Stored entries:
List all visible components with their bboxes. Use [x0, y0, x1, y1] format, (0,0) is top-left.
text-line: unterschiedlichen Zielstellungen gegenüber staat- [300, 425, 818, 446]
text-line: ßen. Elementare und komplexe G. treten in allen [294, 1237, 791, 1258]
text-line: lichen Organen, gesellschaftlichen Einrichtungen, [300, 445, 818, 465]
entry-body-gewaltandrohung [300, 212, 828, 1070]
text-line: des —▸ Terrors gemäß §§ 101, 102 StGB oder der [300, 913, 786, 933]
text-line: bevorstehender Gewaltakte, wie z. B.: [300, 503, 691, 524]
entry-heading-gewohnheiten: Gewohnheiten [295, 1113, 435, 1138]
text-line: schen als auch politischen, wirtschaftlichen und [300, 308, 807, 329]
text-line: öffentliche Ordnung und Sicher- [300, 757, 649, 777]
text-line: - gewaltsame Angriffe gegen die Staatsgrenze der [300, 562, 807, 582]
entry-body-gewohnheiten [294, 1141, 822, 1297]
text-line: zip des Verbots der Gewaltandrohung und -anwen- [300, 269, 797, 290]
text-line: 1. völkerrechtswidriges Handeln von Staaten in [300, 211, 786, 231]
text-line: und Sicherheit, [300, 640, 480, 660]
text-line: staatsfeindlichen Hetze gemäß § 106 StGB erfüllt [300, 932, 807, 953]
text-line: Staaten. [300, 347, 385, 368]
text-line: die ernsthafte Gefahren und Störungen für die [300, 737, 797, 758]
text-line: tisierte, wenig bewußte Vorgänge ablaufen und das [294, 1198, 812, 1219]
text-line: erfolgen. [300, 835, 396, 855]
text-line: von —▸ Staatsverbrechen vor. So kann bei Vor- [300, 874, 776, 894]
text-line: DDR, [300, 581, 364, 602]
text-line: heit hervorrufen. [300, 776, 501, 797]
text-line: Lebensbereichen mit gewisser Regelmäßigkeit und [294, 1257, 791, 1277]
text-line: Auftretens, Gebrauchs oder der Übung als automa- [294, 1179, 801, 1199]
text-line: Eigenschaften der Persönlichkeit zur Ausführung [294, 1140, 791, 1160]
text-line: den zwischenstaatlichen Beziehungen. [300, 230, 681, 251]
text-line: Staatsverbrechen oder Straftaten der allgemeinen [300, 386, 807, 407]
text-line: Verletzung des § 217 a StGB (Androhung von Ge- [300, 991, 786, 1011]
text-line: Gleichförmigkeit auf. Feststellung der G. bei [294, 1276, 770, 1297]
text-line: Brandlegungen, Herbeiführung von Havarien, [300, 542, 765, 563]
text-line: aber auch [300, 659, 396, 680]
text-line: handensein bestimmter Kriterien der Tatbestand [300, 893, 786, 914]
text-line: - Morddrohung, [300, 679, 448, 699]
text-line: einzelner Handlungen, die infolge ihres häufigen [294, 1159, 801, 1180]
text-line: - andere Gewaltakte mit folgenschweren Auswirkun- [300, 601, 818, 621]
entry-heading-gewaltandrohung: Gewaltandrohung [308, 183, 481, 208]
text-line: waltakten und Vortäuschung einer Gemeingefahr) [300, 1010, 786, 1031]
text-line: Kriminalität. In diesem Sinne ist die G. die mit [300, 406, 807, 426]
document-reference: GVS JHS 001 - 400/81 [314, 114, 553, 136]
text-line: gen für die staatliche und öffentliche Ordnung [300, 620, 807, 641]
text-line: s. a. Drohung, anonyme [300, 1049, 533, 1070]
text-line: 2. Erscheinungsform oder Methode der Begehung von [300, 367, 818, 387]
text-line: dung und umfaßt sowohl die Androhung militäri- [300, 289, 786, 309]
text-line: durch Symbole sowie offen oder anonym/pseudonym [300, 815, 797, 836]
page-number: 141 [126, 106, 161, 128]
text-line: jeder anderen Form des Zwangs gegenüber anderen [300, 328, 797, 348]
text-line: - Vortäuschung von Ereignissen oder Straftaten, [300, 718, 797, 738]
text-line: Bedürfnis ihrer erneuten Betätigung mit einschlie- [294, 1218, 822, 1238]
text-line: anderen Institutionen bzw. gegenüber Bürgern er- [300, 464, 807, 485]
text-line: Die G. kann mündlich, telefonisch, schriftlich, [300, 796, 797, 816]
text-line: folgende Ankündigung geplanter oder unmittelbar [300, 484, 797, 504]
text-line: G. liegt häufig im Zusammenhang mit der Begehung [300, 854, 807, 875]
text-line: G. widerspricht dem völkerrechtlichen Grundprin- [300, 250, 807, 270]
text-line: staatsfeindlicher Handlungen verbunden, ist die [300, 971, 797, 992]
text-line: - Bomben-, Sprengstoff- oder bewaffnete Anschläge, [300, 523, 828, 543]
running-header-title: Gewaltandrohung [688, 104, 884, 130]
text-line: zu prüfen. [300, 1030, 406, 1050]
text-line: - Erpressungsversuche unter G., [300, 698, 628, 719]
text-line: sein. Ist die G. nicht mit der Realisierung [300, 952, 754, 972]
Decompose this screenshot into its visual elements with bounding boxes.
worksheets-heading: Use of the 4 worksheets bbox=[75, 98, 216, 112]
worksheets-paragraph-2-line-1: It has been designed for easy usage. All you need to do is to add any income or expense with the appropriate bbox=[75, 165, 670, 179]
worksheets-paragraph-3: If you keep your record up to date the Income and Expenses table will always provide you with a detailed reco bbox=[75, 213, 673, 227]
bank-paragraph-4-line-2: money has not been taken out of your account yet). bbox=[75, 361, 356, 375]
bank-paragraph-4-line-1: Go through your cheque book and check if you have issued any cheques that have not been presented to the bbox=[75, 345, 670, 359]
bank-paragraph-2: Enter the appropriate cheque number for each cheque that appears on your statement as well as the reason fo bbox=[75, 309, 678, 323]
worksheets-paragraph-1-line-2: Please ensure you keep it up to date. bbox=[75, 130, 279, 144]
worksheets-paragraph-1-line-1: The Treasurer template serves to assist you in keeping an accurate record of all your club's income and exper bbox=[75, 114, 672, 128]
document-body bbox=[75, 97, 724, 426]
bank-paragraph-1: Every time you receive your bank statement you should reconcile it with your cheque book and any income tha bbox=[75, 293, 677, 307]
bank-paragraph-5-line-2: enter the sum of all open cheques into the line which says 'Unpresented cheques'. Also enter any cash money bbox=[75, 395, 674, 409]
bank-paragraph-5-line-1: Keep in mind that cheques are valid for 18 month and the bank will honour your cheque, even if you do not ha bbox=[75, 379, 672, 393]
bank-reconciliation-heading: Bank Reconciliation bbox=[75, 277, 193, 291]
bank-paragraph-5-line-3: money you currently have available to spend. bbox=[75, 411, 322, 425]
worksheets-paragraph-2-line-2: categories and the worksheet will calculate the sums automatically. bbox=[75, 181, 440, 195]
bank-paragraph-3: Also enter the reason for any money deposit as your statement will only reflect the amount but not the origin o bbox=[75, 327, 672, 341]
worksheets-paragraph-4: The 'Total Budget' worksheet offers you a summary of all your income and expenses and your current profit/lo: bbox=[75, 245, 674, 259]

» **AIM OF THE TASK**
Can you reproduce, character for character, the rows from the very beginning through the line that contains "text-line: des —▸", including that line?

» **SOLVED PROBLEM**
List all visible components with their bboxes. Use [x0, y0, x1, y1] format, (0,0) is top-left.
text-line: unterschiedlichen Zielstellungen gegenüber staat- [300, 425, 818, 446]
text-line: ßen. Elementare und komplexe G. treten in allen [294, 1237, 791, 1258]
text-line: lichen Organen, gesellschaftlichen Einrichtungen, [300, 445, 818, 465]
entry-body-gewaltandrohung [300, 212, 828, 1070]
text-line: des —▸ Terrors gemäß §§ 101, 102 StGB oder der [300, 913, 786, 933]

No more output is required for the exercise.